> _Exercise_: Rewrite the lines of all the records below, changing every "toolbar-separator" to "toolbar-divider" and keeping everything else the same. Leave the pictures out of your answer.

──────────────────────────────

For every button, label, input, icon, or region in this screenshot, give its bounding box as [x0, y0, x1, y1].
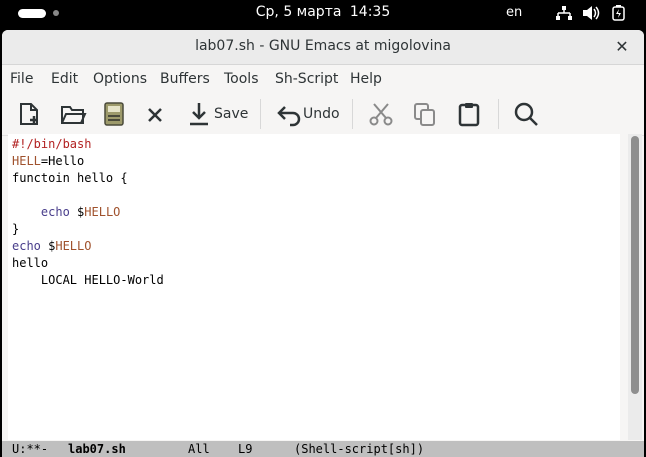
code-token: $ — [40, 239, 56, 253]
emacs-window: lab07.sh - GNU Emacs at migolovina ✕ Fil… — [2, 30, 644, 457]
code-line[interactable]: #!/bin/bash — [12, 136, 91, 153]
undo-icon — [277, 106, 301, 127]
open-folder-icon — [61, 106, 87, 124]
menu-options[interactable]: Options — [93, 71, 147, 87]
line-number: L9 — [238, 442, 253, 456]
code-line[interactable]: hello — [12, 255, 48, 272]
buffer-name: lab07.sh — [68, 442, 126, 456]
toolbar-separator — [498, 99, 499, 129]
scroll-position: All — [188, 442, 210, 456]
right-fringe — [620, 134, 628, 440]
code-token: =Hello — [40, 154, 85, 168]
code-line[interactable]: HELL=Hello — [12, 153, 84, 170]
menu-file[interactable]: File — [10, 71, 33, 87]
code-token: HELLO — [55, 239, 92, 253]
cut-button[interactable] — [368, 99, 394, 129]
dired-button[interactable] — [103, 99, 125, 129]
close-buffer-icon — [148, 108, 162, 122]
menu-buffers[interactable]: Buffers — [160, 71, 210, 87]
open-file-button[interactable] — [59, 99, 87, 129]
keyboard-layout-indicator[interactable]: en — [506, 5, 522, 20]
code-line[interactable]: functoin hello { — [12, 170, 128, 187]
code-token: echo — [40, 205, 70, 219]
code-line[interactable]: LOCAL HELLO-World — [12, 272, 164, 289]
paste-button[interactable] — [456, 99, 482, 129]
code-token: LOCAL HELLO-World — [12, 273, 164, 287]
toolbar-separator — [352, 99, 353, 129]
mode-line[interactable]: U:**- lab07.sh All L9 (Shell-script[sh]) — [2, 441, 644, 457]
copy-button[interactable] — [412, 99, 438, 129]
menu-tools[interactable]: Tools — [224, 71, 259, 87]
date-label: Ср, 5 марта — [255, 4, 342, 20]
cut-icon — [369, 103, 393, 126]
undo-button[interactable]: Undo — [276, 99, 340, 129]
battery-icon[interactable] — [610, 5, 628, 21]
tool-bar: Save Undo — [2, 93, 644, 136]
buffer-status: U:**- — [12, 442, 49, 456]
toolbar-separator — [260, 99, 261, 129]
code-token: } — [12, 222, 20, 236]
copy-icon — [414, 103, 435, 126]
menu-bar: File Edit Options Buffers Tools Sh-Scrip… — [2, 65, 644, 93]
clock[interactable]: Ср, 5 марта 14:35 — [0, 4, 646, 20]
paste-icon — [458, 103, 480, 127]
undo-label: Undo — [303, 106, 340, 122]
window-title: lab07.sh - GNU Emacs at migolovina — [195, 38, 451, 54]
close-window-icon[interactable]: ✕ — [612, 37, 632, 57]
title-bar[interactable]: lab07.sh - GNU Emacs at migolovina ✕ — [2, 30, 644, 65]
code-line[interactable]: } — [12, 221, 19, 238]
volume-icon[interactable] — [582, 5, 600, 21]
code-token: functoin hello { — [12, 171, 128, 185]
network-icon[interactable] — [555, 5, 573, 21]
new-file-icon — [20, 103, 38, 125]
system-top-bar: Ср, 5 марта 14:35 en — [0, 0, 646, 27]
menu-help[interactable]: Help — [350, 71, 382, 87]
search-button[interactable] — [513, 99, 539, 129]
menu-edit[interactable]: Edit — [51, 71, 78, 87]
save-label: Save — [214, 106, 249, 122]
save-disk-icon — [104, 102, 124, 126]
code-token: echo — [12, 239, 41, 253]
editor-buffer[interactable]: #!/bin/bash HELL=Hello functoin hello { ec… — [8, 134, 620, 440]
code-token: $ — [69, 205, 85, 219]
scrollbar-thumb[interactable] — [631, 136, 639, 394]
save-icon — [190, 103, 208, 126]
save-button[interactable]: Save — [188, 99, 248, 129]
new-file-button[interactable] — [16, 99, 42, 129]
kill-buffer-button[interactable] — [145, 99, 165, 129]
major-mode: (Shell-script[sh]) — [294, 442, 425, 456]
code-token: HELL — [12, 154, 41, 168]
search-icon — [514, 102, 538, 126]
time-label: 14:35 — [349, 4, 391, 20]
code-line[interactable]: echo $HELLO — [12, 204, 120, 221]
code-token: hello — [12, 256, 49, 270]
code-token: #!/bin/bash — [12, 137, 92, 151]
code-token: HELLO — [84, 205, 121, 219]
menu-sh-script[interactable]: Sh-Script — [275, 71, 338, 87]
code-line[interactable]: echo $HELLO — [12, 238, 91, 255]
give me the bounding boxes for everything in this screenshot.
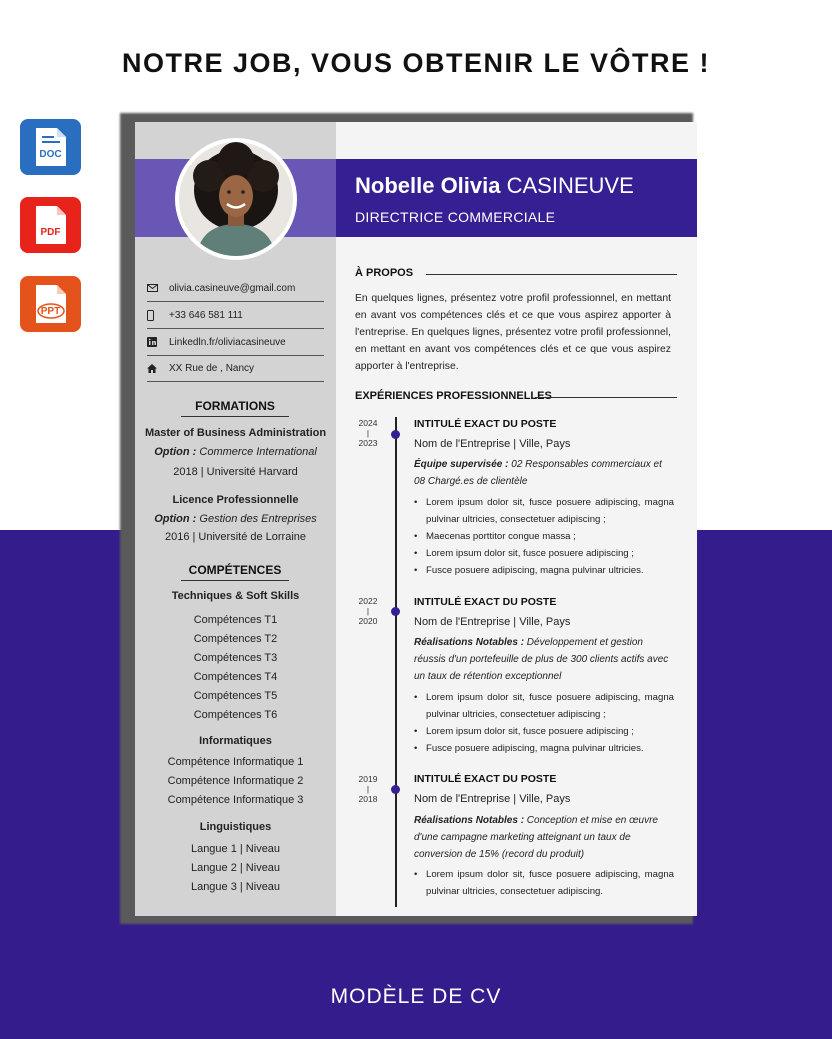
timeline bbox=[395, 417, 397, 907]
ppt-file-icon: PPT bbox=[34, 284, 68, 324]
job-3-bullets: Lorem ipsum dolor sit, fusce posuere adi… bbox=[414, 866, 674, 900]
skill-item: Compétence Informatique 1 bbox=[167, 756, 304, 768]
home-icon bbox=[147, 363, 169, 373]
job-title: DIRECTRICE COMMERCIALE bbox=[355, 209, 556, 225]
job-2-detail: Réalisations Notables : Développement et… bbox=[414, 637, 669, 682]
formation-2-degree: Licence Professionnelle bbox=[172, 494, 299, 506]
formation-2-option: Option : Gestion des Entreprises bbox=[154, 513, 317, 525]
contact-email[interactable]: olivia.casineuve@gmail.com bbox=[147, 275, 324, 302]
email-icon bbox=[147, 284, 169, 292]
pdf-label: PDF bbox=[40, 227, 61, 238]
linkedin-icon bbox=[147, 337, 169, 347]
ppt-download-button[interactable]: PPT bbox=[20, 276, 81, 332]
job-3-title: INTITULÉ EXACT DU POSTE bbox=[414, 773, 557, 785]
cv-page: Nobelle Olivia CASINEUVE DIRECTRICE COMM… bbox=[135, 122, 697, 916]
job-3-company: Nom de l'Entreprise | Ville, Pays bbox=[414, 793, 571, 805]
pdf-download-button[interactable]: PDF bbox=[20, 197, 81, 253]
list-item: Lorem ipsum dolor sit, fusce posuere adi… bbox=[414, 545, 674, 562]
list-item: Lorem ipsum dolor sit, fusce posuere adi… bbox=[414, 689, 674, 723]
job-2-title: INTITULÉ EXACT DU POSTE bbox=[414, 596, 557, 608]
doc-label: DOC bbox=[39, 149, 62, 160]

──────────────────────────────

> _Right answer_:
For every button, label, input, icon, or region in this screenshot, give its bounding box as [x0, y0, x1, y1].
code-token: $ — [40, 239, 56, 253]
emacs-window: lab07.sh - GNU Emacs at migolovina ✕ Fil… — [2, 30, 644, 457]
code-line[interactable]: #!/bin/bash — [12, 136, 91, 153]
undo-icon — [277, 106, 301, 127]
open-folder-icon — [61, 106, 87, 124]
menu-options[interactable]: Options — [93, 71, 147, 87]
line-number: L9 — [238, 442, 253, 456]
code-line[interactable]: hello — [12, 255, 48, 272]
buffer-name: lab07.sh — [68, 442, 126, 456]
toolbar-divider — [498, 99, 499, 129]
scroll-position: All — [188, 442, 210, 456]
right-fringe — [620, 134, 628, 440]
code-token: =Hello — [40, 154, 85, 168]
code-line[interactable]: HELL=Hello — [12, 153, 84, 170]
menu-file[interactable]: File — [10, 71, 33, 87]
code-token: HELLO — [55, 239, 92, 253]
cut-button[interactable] — [368, 99, 394, 129]
dired-button[interactable] — [103, 99, 125, 129]
close-buffer-icon — [148, 108, 162, 122]
menu-buffers[interactable]: Buffers — [160, 71, 210, 87]
open-file-button[interactable] — [59, 99, 87, 129]
keyboard-layout-indicator[interactable]: en — [506, 5, 522, 20]
code-line[interactable]: functoin hello { — [12, 170, 128, 187]
code-token: echo — [40, 205, 70, 219]
code-line[interactable]: LOCAL HELLO-World — [12, 272, 164, 289]
paste-button[interactable] — [456, 99, 482, 129]
code-token: LOCAL HELLO-World — [12, 273, 164, 287]
toolbar-divider — [352, 99, 353, 129]
mode-line[interactable]: U:**- lab07.sh All L9 (Shell-script[sh]) — [2, 441, 644, 457]
copy-button[interactable] — [412, 99, 438, 129]
menu-tools[interactable]: Tools — [224, 71, 259, 87]
date-label: Ср, 5 марта — [255, 4, 342, 20]
cut-icon — [369, 103, 393, 126]
undo-button[interactable]: Undo — [276, 99, 340, 129]
battery-icon[interactable] — [610, 5, 628, 21]
tool-bar: Save Undo — [2, 93, 644, 136]
buffer-status: U:**- — [12, 442, 49, 456]
toolbar-divider — [260, 99, 261, 129]
code-token: } — [12, 222, 20, 236]
copy-icon — [414, 103, 435, 126]
menu-bar: File Edit Options Buffers Tools Sh-Scrip… — [2, 65, 644, 93]
clock[interactable]: Ср, 5 марта 14:35 — [0, 4, 646, 20]
paste-icon — [458, 103, 480, 127]
undo-label: Undo — [303, 106, 340, 122]
window-title: lab07.sh - GNU Emacs at migolovina — [195, 38, 451, 54]
close-window-icon[interactable]: ✕ — [612, 37, 632, 57]
title-bar[interactable]: lab07.sh - GNU Emacs at migolovina ✕ — [2, 30, 644, 65]
code-line[interactable]: } — [12, 221, 19, 238]
volume-icon[interactable] — [582, 5, 600, 21]
code-token: functoin hello { — [12, 171, 128, 185]
network-icon[interactable] — [555, 5, 573, 21]
new-file-icon — [20, 103, 38, 125]
system-top-bar: Ср, 5 марта 14:35 en — [0, 0, 646, 27]
menu-help[interactable]: Help — [350, 71, 382, 87]
search-button[interactable] — [513, 99, 539, 129]
menu-edit[interactable]: Edit — [51, 71, 78, 87]
save-label: Save — [214, 106, 249, 122]
save-disk-icon — [104, 102, 124, 126]
code-token: echo — [12, 239, 41, 253]
editor-buffer[interactable]: #!/bin/bash HELL=Hello functoin hello { ec… — [8, 134, 620, 440]
code-token: $ — [69, 205, 85, 219]
scrollbar-thumb[interactable] — [631, 136, 639, 394]
save-icon — [190, 103, 208, 126]
save-button[interactable]: Save — [188, 99, 248, 129]
new-file-button[interactable] — [16, 99, 42, 129]
kill-buffer-button[interactable] — [145, 99, 165, 129]
major-mode: (Shell-script[sh]) — [294, 442, 425, 456]
code-token: HELL — [12, 154, 41, 168]
search-icon — [514, 102, 538, 126]
time-label: 14:35 — [349, 4, 391, 20]
code-line[interactable]: echo $HELLO — [12, 204, 120, 221]
code-token: hello — [12, 256, 49, 270]
code-token: #!/bin/bash — [12, 137, 92, 151]
code-token: HELLO — [84, 205, 121, 219]
menu-sh-script[interactable]: Sh-Script — [275, 71, 338, 87]
code-line[interactable]: echo $HELLO — [12, 238, 91, 255]
give me the bounding boxes for everything in this screenshot.
timeline bbox=[395, 417, 397, 907]
ppt-file-icon: PPT bbox=[34, 284, 68, 324]
job-3-bullets: Lorem ipsum dolor sit, fusce posuere adi… bbox=[414, 866, 674, 900]
skill-item: Compétence Informatique 1 bbox=[167, 756, 304, 768]
home-icon bbox=[147, 363, 169, 373]
job-title: DIRECTRICE COMMERCIALE bbox=[355, 209, 556, 225]
job-2-detail: Réalisations Notables : Développement et… bbox=[414, 637, 669, 682]
formation-2-degree: Licence Professionnelle bbox=[172, 494, 299, 506]
formation-2-option: Option : Gestion des Entreprises bbox=[154, 513, 317, 525]
contact-email[interactable]: olivia.casineuve@gmail.com bbox=[147, 275, 324, 302]
email-icon bbox=[147, 284, 169, 292]
pdf-label: PDF bbox=[40, 227, 61, 238]
linkedin-icon bbox=[147, 337, 169, 347]
ppt-download-button[interactable]: PPT bbox=[20, 276, 81, 332]
job-3-title: INTITULÉ EXACT DU POSTE bbox=[414, 773, 557, 785]
cv-page: Nobelle Olivia CASINEUVE DIRECTRICE COMM… bbox=[135, 122, 697, 916]
job-3-company: Nom de l'Entreprise | Ville, Pays bbox=[414, 793, 571, 805]
pdf-download-button[interactable]: PDF bbox=[20, 197, 81, 253]
list-item: Lorem ipsum dolor sit, fusce posuere adi… bbox=[414, 545, 674, 562]
list-item: Lorem ipsum dolor sit, fusce posuere adi… bbox=[414, 689, 674, 723]
job-2-title: INTITULÉ EXACT DU POSTE bbox=[414, 596, 557, 608]
doc-label: DOC bbox=[39, 149, 62, 160]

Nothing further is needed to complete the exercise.